• _Task to complete_
Go through the data below and gather each line containing "from".

• _Extracted material_
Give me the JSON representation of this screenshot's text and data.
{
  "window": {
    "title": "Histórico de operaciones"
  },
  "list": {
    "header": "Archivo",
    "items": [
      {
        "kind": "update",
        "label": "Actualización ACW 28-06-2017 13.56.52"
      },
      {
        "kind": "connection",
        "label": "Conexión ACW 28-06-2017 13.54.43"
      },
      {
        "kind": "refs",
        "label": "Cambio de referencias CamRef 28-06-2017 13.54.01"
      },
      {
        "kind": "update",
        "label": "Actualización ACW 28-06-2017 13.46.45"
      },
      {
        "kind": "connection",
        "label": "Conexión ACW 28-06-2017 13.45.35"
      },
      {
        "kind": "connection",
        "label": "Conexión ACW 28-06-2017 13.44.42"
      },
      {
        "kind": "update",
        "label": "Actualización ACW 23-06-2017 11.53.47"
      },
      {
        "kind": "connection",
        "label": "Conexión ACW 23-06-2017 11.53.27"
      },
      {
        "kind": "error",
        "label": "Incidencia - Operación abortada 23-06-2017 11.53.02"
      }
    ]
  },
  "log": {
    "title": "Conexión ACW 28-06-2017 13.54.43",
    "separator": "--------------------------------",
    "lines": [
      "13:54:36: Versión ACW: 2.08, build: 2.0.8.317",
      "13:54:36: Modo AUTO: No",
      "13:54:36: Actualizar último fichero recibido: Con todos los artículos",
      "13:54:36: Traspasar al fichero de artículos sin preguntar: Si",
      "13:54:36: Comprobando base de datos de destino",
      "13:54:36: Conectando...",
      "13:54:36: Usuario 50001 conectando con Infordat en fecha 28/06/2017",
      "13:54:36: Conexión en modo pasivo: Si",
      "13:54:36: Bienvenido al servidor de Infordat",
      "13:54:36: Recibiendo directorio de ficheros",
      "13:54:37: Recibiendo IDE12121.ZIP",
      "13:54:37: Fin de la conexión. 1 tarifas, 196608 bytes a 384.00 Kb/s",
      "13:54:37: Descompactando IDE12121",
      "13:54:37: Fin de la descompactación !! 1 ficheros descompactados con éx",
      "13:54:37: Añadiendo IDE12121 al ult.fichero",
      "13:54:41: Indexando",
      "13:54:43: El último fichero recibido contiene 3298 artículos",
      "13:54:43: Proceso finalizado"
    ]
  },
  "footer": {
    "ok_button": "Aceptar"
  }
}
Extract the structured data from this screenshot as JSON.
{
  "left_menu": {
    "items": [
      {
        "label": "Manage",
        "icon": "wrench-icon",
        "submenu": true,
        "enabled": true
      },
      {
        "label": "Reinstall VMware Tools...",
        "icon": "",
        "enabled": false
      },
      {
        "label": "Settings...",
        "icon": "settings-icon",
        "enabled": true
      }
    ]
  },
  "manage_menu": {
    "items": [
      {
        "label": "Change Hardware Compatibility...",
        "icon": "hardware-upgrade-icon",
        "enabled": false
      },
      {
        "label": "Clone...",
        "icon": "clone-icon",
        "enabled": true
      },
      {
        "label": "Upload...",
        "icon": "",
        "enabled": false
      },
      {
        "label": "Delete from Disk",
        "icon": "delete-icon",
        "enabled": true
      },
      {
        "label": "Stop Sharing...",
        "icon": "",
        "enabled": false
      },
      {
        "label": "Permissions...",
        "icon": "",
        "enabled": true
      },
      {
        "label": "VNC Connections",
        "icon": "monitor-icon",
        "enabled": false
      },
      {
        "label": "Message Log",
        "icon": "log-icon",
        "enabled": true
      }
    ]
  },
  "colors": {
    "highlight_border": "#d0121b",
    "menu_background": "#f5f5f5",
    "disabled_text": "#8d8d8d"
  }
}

• _Solution to the exercise_
Extract the structured data from this screenshot as JSON.
        "label": "Delete from Disk",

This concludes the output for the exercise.